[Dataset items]
•••••

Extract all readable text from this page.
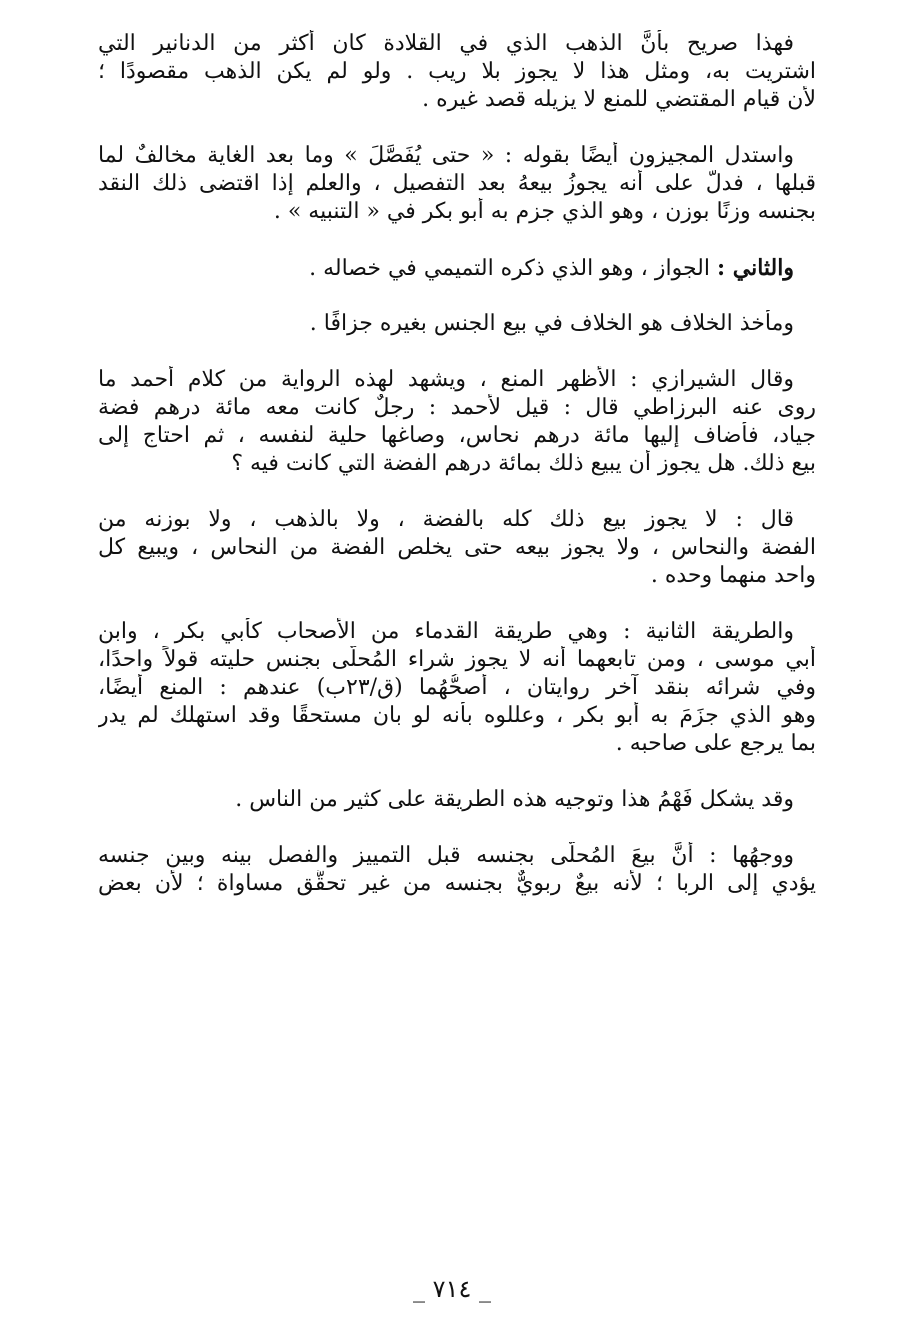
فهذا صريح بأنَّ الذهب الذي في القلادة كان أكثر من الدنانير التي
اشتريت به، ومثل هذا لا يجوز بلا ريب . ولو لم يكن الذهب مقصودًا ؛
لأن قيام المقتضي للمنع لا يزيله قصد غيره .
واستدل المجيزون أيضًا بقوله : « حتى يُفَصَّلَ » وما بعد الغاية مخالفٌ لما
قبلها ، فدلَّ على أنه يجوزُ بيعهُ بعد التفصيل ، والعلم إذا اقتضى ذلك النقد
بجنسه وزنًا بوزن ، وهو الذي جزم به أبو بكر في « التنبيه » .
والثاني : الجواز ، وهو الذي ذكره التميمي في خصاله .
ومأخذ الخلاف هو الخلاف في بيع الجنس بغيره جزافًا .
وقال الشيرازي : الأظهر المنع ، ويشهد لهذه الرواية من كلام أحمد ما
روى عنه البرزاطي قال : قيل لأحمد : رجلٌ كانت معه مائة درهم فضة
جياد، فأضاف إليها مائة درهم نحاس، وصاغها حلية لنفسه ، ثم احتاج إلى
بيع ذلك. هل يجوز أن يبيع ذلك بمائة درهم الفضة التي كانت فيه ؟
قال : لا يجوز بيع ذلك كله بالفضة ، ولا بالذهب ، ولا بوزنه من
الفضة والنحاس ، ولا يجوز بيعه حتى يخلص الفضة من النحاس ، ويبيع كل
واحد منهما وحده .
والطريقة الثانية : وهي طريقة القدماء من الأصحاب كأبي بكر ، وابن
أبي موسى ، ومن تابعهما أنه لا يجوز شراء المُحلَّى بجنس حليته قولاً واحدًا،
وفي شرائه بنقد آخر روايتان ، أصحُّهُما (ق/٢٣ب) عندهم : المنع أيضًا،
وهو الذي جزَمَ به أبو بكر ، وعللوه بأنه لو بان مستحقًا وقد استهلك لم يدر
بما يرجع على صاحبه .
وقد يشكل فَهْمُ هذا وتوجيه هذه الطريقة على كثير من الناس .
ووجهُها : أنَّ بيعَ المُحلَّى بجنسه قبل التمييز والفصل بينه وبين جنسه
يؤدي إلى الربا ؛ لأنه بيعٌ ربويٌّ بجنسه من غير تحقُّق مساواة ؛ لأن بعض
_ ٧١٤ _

•••••

AIM — Retype each record exactly as it stands, but do not include the pictures.

TASK OUTPUT —
Extract all readable text from this page.
فهذا صريح بأنَّ الذهب الذي في القلادة كان أكثر من الدنانير التي
اشتريت به، ومثل هذا لا يجوز بلا ريب . ولو لم يكن الذهب مقصودًا ؛
لأن قيام المقتضي للمنع لا يزيله قصد غيره .
واستدل المجيزون أيضًا بقوله : « حتى يُفَصَّلَ » وما بعد الغاية مخالفٌ لما
قبلها ، فدلَّ على أنه يجوزُ بيعهُ بعد التفصيل ، والعلم إذا اقتضى ذلك النقد
بجنسه وزنًا بوزن ، وهو الذي جزم به أبو بكر في « التنبيه » .
والثاني : الجواز ، وهو الذي ذكره التميمي في خصاله .
ومأخذ الخلاف هو الخلاف في بيع الجنس بغيره جزافًا .
وقال الشيرازي : الأظهر المنع ، ويشهد لهذه الرواية من كلام أحمد ما
روى عنه البرزاطي قال : قيل لأحمد : رجلٌ كانت معه مائة درهم فضة
جياد، فأضاف إليها مائة درهم نحاس، وصاغها حلية لنفسه ، ثم احتاج إلى
بيع ذلك. هل يجوز أن يبيع ذلك بمائة درهم الفضة التي كانت فيه ؟
قال : لا يجوز بيع ذلك كله بالفضة ، ولا بالذهب ، ولا بوزنه من
الفضة والنحاس ، ولا يجوز بيعه حتى يخلص الفضة من النحاس ، ويبيع كل
واحد منهما وحده .
والطريقة الثانية : وهي طريقة القدماء من الأصحاب كأبي بكر ، وابن
أبي موسى ، ومن تابعهما أنه لا يجوز شراء المُحلَّى بجنس حليته قولاً واحدًا،
وفي شرائه بنقد آخر روايتان ، أصحُّهُما (ق/٢٣ب) عندهم : المنع أيضًا،
وهو الذي جزَمَ به أبو بكر ، وعللوه بأنه لو بان مستحقًا وقد استهلك لم يدر
بما يرجع على صاحبه .
وقد يشكل فَهْمُ هذا وتوجيه هذه الطريقة على كثير من الناس .
ووجهُها : أنَّ بيعَ المُحلَّى بجنسه قبل التمييز والفصل بينه وبين جنسه
يؤدي إلى الربا ؛ لأنه بيعٌ ربويٌّ بجنسه من غير تحقُّق مساواة ؛ لأن بعض
_ ٧١٤ _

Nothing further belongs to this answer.